**Problem description:** Wherever a line in the data below holds "JSON", copy that line.

[Some records]
+-------+

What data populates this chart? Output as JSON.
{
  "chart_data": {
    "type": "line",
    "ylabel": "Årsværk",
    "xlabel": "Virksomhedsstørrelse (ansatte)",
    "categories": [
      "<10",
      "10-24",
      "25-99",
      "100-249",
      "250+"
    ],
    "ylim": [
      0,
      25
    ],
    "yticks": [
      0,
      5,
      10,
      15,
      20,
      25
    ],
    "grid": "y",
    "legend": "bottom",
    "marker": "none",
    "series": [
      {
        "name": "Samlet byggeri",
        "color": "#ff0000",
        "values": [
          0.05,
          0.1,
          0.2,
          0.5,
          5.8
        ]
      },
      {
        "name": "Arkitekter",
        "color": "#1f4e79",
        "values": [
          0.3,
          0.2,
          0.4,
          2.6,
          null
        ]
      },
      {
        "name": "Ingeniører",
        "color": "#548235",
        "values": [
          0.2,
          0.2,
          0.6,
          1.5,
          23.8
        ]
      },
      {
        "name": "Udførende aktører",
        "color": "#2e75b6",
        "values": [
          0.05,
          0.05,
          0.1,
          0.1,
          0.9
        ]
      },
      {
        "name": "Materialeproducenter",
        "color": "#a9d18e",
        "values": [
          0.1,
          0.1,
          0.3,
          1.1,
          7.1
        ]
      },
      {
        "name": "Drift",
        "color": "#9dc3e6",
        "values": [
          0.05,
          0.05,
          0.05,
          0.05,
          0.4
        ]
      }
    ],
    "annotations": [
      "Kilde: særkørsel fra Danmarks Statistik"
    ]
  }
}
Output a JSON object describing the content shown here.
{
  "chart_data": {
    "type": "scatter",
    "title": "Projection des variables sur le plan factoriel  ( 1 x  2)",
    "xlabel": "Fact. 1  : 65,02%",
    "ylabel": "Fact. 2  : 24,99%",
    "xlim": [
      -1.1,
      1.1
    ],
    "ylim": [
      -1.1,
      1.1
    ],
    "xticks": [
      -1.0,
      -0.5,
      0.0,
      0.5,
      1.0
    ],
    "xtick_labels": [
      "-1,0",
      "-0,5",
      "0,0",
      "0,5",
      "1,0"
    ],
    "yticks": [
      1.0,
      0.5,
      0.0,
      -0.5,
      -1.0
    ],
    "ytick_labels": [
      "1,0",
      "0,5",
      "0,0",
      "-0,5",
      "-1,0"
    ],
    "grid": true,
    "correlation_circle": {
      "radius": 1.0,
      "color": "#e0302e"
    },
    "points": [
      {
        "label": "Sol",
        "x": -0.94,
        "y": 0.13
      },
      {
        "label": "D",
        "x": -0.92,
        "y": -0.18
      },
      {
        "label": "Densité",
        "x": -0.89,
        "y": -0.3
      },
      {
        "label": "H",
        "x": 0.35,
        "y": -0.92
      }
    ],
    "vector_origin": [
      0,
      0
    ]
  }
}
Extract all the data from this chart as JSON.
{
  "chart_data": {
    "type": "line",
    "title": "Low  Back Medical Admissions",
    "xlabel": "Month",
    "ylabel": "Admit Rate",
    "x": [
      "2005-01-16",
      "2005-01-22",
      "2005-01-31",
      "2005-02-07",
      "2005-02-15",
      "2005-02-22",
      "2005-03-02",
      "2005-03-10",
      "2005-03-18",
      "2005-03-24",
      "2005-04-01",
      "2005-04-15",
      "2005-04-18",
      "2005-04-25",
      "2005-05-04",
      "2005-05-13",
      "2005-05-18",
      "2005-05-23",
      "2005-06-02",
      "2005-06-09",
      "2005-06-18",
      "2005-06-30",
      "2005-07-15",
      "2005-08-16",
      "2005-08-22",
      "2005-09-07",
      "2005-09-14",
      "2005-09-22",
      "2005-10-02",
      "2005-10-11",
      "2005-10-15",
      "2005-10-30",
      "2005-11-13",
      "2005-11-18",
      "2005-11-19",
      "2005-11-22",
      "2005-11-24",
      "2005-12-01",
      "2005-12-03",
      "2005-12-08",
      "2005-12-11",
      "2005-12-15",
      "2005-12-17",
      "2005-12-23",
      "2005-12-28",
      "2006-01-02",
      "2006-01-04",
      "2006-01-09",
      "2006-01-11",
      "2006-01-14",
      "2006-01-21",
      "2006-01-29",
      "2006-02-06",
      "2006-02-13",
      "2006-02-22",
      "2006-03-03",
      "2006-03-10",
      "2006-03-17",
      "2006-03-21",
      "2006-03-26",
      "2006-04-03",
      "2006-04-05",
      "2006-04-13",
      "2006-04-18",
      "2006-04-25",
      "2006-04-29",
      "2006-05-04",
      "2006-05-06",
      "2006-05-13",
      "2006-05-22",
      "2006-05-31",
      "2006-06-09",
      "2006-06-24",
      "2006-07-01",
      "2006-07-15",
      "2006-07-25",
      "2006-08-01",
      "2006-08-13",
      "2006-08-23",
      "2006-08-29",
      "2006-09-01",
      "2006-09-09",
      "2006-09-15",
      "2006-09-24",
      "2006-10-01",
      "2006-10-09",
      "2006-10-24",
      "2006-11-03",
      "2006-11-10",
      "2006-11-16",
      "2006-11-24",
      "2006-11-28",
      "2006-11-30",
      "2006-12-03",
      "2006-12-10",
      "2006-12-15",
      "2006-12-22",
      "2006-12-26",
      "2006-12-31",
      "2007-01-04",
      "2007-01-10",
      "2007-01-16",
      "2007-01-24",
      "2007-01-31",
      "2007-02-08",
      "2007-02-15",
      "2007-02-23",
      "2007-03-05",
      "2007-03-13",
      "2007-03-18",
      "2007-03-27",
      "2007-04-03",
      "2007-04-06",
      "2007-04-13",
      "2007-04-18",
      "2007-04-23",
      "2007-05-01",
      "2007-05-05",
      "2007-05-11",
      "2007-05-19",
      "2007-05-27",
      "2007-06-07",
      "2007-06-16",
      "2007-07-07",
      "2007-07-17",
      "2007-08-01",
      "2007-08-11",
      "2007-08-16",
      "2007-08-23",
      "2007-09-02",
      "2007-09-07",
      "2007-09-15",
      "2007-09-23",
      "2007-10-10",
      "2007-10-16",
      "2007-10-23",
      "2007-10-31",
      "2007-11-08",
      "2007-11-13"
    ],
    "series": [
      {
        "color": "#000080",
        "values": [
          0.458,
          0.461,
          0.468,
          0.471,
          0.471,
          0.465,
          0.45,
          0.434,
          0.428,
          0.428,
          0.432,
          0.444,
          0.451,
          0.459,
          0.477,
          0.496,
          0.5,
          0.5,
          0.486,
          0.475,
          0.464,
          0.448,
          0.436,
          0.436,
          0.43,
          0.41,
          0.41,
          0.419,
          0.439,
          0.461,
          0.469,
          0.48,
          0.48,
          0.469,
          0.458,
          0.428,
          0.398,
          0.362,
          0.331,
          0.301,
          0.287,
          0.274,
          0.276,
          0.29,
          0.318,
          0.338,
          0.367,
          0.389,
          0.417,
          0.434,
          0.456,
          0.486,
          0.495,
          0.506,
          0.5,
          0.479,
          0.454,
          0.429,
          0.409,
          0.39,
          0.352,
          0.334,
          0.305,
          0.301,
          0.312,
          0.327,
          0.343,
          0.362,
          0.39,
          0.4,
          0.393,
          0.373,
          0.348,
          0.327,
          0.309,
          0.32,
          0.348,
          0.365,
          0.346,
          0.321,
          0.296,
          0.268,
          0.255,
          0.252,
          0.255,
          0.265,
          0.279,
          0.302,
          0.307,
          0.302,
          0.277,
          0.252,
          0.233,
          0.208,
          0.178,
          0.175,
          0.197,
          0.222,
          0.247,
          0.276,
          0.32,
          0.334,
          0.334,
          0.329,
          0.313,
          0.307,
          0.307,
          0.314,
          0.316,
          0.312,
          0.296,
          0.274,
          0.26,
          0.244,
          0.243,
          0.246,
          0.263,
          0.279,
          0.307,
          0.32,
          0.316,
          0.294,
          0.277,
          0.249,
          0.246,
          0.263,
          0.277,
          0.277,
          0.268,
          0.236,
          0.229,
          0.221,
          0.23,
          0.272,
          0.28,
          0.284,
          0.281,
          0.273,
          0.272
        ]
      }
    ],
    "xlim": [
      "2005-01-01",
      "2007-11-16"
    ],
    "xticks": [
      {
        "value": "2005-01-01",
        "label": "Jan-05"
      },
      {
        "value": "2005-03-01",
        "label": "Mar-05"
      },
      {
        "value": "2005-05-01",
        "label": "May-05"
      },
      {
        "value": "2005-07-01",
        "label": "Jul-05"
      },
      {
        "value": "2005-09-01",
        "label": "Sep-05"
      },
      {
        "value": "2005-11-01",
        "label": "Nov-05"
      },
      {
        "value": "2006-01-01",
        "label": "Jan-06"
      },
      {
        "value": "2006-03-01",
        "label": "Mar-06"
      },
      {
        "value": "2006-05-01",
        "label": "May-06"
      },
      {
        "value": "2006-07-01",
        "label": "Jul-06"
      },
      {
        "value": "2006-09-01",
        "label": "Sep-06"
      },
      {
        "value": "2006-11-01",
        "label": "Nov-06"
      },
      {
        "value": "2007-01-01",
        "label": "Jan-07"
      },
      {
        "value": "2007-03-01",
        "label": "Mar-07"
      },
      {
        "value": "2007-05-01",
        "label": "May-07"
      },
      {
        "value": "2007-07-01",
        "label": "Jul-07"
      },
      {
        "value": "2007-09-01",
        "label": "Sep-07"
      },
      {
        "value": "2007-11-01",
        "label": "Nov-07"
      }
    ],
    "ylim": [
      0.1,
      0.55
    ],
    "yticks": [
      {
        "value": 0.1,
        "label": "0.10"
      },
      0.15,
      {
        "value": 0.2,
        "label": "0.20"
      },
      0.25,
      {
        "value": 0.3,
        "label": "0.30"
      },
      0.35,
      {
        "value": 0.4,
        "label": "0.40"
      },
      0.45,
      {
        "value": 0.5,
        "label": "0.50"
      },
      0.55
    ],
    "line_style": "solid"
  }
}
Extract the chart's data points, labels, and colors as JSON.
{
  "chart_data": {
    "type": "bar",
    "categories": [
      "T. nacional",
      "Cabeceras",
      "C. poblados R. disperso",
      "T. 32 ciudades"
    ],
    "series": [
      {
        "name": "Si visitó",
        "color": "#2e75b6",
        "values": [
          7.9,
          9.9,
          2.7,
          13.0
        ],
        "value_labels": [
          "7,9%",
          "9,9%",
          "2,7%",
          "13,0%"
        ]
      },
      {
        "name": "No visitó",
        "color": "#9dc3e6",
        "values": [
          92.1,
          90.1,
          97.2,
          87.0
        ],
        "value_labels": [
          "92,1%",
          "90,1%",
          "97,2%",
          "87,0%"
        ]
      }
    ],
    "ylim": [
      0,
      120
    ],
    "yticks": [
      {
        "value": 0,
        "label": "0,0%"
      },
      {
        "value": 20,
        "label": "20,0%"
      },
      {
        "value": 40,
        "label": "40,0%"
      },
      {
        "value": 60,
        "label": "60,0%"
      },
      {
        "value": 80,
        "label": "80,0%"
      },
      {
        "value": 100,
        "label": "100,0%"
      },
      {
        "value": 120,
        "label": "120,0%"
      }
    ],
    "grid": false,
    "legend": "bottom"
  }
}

+-------+

**The reply:**
What data populates this chart? Output as JSON.
Output a JSON object describing the content shown here.
Extract all the data from this chart as JSON.
Extract the chart's data points, labels, and colors as JSON.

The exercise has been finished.